▶ [Texto de origen]
=-=-=-=-=
« Cuando Jesús vio que María lloraba, y que también lloraban los judíos que la acompañaban se conmovió interiormente »
¿Por qué lloré tanto por ti, mi hermano que tanto me amabas y que me has sido arrebatado? Pues mi relación contigo no la perdí, sino que cambió completamente: hasta aquí era inseparable del cuerpo, ahora es indisociable de los sentimientos. Tú te quedas conmigo, y te quedarás por siempre. El apóstol Pablo me recuerda, poniendo un freno a mi pena, estas palabras: «hermanos, no queremos que estén en la ignorancia respecto de los muertos como los que no tienen esperanza » (1 Ts 4:13)
Pero todo llanto no es un signo de falta de fe o de debilidad. El dolor natural es una cosa, la tristeza de la incredulidad es otra. El dolor no es el único que puede contener lágrimas: la alegría tiene sus lágrimas, el afecto también hace venir el llanto, la palabra riega el suelo de lágrimas y la oración, según las palabras del profeta, baña de lágrimas nuestra cama (Sal 6:7). Cuando enterraron a los patriarcas, su pueblo también le lloró mucho. Las lágrimas son entonces un signo de afecto y no de incitación al dolor. He llorado, lo acepto, pero el Señor también ha llorado (Jn 11:35); él lloró por alguien que no era de su propia familia. Yo lo hice por un hermano. Él sobre un solo hombre, lloró por todos los hombres. Yo te lloraré, mi hermano, en todos los hombres.
=-=-=-=-=
▶ [Registros dados]
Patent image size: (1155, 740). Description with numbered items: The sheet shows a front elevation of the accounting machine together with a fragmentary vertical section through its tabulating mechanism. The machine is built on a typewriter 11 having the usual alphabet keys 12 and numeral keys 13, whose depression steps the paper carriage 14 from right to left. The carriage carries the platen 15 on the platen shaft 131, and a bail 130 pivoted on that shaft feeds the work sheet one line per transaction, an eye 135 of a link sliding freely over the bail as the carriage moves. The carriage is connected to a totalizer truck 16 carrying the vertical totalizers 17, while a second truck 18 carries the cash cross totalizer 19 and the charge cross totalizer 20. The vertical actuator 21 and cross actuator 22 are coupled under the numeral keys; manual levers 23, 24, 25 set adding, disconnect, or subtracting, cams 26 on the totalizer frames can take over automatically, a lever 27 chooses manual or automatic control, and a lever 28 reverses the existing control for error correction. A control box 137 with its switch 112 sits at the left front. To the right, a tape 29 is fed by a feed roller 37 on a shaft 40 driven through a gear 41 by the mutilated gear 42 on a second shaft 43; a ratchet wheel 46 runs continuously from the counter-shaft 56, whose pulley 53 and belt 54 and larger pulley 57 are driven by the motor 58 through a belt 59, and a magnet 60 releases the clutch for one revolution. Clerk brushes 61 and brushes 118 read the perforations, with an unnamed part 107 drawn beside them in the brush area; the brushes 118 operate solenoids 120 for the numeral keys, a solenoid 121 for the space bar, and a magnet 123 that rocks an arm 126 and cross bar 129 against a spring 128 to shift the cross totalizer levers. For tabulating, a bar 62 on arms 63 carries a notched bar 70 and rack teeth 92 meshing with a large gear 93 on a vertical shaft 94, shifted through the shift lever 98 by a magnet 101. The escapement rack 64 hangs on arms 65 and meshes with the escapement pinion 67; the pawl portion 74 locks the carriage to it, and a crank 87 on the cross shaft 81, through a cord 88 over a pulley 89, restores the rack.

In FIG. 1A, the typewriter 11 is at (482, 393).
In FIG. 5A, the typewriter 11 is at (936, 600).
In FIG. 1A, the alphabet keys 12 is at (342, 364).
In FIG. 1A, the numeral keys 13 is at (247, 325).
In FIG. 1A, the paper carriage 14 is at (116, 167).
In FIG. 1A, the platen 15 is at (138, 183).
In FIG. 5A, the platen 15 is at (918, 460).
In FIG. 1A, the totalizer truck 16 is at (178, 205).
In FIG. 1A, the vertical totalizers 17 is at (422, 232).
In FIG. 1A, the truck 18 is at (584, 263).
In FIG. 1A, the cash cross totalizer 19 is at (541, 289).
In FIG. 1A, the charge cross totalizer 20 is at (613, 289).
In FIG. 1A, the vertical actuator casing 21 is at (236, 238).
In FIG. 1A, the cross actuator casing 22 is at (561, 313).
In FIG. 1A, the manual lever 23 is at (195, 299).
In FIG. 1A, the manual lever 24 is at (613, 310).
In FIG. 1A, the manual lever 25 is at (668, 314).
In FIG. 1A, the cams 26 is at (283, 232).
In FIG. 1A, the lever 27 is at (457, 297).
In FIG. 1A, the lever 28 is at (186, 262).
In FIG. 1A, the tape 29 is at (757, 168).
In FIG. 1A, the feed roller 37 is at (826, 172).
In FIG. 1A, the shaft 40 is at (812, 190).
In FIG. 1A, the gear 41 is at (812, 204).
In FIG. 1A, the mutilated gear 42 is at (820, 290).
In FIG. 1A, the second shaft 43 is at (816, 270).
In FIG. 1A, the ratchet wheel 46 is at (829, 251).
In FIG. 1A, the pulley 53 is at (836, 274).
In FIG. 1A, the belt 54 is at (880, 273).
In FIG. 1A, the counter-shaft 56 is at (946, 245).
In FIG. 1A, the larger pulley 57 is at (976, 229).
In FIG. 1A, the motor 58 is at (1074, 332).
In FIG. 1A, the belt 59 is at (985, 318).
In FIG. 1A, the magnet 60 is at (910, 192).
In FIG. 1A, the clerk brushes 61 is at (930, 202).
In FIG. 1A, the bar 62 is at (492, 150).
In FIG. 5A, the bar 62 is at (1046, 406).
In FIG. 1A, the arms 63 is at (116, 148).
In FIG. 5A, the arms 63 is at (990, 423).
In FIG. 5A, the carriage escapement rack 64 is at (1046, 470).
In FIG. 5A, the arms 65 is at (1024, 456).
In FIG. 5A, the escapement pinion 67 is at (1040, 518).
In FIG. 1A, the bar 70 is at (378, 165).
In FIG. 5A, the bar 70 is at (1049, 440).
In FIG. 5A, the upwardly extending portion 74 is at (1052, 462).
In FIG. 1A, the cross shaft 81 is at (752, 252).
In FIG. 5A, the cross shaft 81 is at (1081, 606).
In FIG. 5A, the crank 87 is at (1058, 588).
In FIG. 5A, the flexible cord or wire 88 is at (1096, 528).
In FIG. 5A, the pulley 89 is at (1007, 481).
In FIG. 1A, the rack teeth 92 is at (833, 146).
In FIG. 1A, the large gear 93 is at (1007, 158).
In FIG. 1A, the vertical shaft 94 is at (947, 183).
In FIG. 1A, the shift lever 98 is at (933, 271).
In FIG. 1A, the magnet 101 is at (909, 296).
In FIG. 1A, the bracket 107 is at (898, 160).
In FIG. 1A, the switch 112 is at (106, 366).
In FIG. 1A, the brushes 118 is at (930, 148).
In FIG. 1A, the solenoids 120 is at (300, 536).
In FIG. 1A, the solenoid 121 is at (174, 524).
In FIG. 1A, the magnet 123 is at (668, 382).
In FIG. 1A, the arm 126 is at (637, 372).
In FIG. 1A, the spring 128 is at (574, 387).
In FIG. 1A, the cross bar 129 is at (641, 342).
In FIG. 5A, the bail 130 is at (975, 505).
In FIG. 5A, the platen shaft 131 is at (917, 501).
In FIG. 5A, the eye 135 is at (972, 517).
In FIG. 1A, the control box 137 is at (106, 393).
=-=-=-=-=
▶ [Instrucción dada]
Devuelve el texto sobre el llanto por un hermano completo, tal cual, sin cambiar nada. Los registros no tienen nada que ver con el texto sobre el llanto por un hermano.

▶ [Solución del ejercicio]
« Cuando Jesús vio que María lloraba, y que también lloraban los judíos que la acompañaban se conmovió interiormente »
¿Por qué lloré tanto por ti, mi hermano que tanto me amabas y que me has sido arrebatado? Pues mi relación contigo no la perdí, sino que cambió completamente: hasta aquí era inseparable del cuerpo, ahora es indisociable de los sentimientos. Tú te quedas conmigo, y te quedarás por siempre. El apóstol Pablo me recuerda, poniendo un freno a mi pena, estas palabras: «hermanos, no queremos que estén en la ignorancia respecto de los muertos como los que no tienen esperanza » (1 Ts 4:13)
Pero todo llanto no es un signo de falta de fe o de debilidad. El dolor natural es una cosa, la tristeza de la incredulidad es otra. El dolor no es el único que puede contener lágrimas: la alegría tiene sus lágrimas, el afecto también hace venir el llanto, la palabra riega el suelo de lágrimas y la oración, según las palabras del profeta, baña de lágrimas nuestra cama (Sal 6:7). Cuando enterraron a los patriarcas, su pueblo también le lloró mucho. Las lágrimas son entonces un signo de afecto y no de incitación al dolor. He llorado, lo acepto, pero el Señor también ha llorado (Jn 11:35); él lloró por alguien que no era de su propia familia. Yo lo hice por un hermano. Él sobre un solo hombre, lloró por todos los hombres. Yo te lloraré, mi hermano, en todos los hombres.